REQUIREMENT: Retype all of the data below line for line without changing anything. Leave the pictures out.

[Stored items]

--------

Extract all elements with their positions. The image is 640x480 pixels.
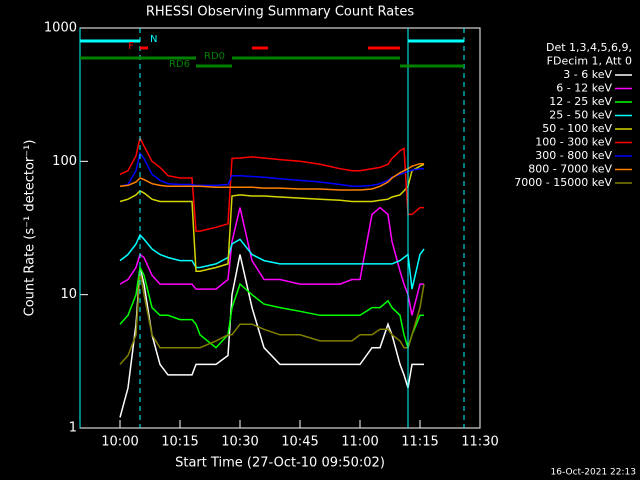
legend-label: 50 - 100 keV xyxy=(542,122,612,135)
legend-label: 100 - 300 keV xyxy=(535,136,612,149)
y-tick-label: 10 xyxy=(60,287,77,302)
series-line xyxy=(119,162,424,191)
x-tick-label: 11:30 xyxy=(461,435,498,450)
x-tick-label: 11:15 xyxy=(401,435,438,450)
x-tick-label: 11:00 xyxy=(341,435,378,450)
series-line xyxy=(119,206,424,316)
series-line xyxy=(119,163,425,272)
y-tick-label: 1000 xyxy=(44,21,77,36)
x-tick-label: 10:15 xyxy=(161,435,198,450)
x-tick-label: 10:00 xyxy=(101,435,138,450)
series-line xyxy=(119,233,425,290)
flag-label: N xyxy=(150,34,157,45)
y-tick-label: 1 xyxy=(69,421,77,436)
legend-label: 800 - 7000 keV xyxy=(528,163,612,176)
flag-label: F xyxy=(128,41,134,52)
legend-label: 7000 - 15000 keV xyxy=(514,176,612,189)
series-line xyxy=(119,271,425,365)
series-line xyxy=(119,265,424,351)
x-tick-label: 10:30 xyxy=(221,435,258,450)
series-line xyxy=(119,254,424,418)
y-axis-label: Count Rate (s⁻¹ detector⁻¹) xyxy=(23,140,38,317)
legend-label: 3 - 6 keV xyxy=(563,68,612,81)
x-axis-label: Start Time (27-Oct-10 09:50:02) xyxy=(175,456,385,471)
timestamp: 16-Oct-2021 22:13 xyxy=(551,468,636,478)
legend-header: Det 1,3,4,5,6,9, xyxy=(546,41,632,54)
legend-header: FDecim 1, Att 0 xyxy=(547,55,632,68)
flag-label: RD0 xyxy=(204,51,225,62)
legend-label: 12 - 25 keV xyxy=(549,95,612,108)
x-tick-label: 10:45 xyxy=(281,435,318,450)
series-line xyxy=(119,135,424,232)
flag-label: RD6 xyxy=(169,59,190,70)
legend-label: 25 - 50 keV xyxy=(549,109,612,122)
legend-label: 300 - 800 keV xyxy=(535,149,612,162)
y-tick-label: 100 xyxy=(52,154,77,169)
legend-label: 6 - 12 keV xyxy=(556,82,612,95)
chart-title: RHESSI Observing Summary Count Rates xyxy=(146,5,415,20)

--------

REPLY TO THE EXERCISE:
Extract all elements with their positions. The image is 640x480 pixels.
legend-label: 50 - 100 keV xyxy=(542,122,612,135)
legend-label: 100 - 300 keV xyxy=(535,136,612,149)
y-tick-label: 10 xyxy=(60,287,77,302)
series-line xyxy=(119,162,424,191)
x-tick-label: 11:30 xyxy=(461,435,498,450)
x-tick-label: 11:15 xyxy=(401,435,438,450)
x-tick-label: 11:00 xyxy=(341,435,378,450)
series-line xyxy=(119,206,424,316)
series-line xyxy=(119,163,425,272)
y-tick-label: 1000 xyxy=(44,21,77,36)
x-tick-label: 10:15 xyxy=(161,435,198,450)
x-tick-label: 10:00 xyxy=(101,435,138,450)
series-line xyxy=(119,233,425,290)
flag-label: N xyxy=(150,34,157,45)
y-tick-label: 1 xyxy=(69,421,77,436)
legend-label: 800 - 7000 keV xyxy=(528,163,612,176)
flag-label: F xyxy=(128,41,134,52)
legend-label: 7000 - 15000 keV xyxy=(514,176,612,189)
series-line xyxy=(119,271,425,365)
series-line xyxy=(119,265,424,351)
x-tick-label: 10:30 xyxy=(221,435,258,450)
series-line xyxy=(119,254,424,418)
y-axis-label: Count Rate (s⁻¹ detector⁻¹) xyxy=(23,140,38,317)
legend-label: 3 - 6 keV xyxy=(563,68,612,81)
x-axis-label: Start Time (27-Oct-10 09:50:02) xyxy=(175,456,385,471)
timestamp: 16-Oct-2021 22:13 xyxy=(551,468,636,478)
legend-header: Det 1,3,4,5,6,9, xyxy=(546,41,632,54)
legend-header: FDecim 1, Att 0 xyxy=(547,55,632,68)
flag-label: RD0 xyxy=(204,51,225,62)
legend-label: 12 - 25 keV xyxy=(549,95,612,108)
x-tick-label: 10:45 xyxy=(281,435,318,450)
series-line xyxy=(119,135,424,232)
flag-label: RD6 xyxy=(169,59,190,70)
legend-label: 25 - 50 keV xyxy=(549,109,612,122)
legend-label: 300 - 800 keV xyxy=(535,149,612,162)
y-tick-label: 100 xyxy=(52,154,77,169)
legend-label: 6 - 12 keV xyxy=(556,82,612,95)
chart-title: RHESSI Observing Summary Count Rates xyxy=(146,5,415,20)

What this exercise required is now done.